> _Stated problem_
Report all lines from the entries below in which "Score" appears.

> _Listing_
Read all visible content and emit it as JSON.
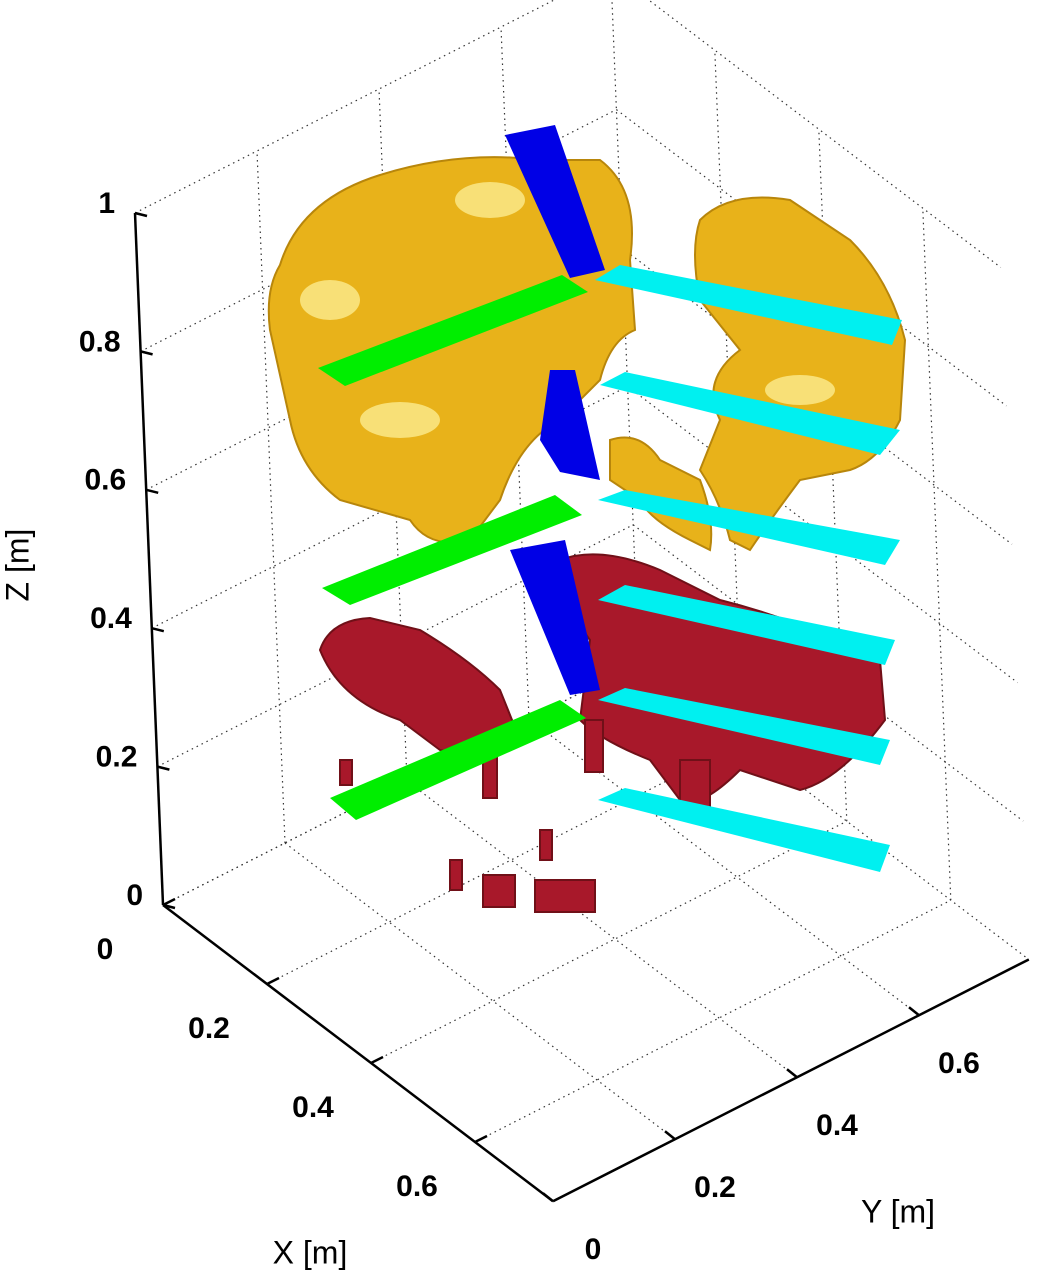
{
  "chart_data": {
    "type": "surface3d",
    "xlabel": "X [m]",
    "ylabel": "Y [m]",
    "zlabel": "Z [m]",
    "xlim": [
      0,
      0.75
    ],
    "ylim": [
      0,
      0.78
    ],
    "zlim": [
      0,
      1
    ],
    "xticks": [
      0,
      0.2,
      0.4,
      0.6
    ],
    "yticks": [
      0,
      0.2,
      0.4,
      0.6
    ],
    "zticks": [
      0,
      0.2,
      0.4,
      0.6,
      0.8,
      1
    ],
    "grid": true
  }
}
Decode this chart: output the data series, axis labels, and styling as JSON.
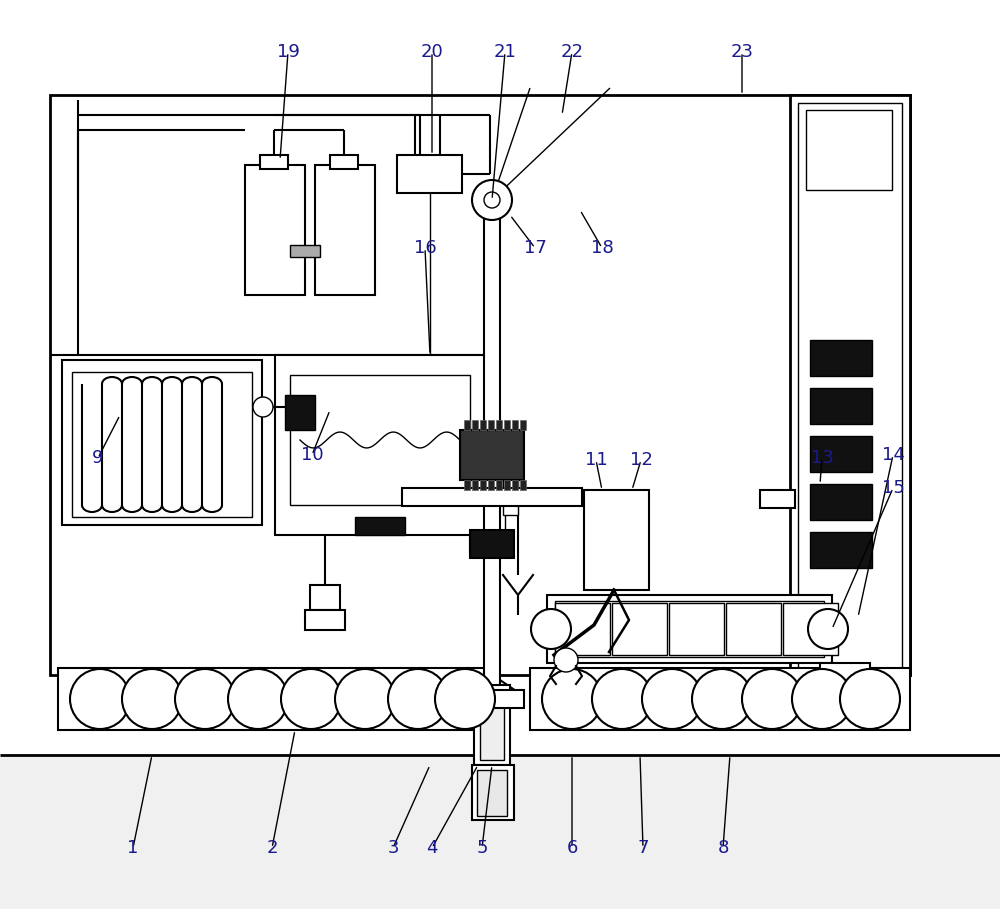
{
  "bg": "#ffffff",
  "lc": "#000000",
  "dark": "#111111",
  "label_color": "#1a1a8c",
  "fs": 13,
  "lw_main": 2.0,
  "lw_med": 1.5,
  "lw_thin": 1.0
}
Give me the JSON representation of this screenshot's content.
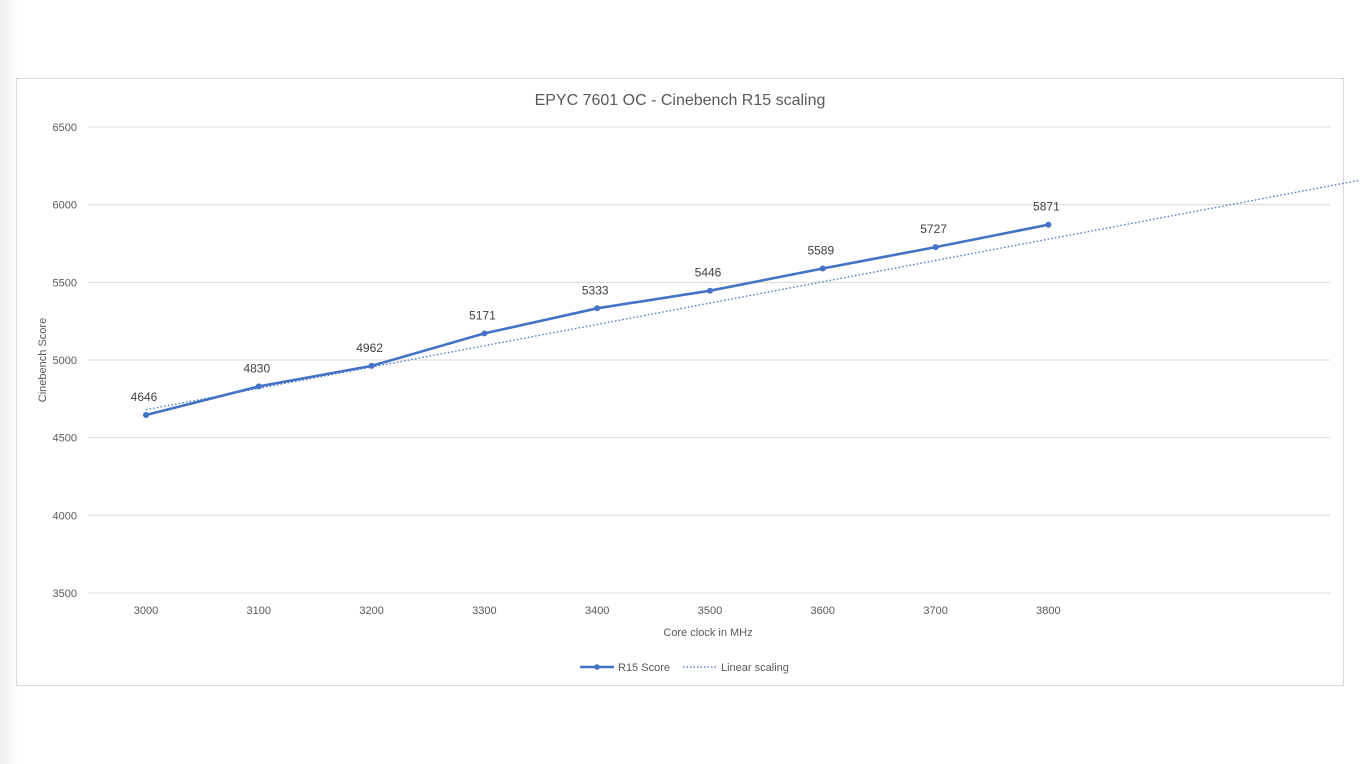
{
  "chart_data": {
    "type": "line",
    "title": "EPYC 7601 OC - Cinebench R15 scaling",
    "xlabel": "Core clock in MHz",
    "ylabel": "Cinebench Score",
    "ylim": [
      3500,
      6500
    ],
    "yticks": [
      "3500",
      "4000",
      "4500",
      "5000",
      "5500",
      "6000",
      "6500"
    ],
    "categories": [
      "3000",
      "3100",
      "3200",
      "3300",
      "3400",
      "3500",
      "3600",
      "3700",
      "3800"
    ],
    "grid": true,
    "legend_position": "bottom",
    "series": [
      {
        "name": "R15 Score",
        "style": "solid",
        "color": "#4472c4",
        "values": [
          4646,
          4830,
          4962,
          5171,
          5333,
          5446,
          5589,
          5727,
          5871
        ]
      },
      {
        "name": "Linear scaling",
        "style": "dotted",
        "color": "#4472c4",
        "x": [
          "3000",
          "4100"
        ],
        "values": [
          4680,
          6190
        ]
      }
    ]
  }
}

> _The response_
    "ylabel": "Cinebench Score",
        "name": "R15 Score",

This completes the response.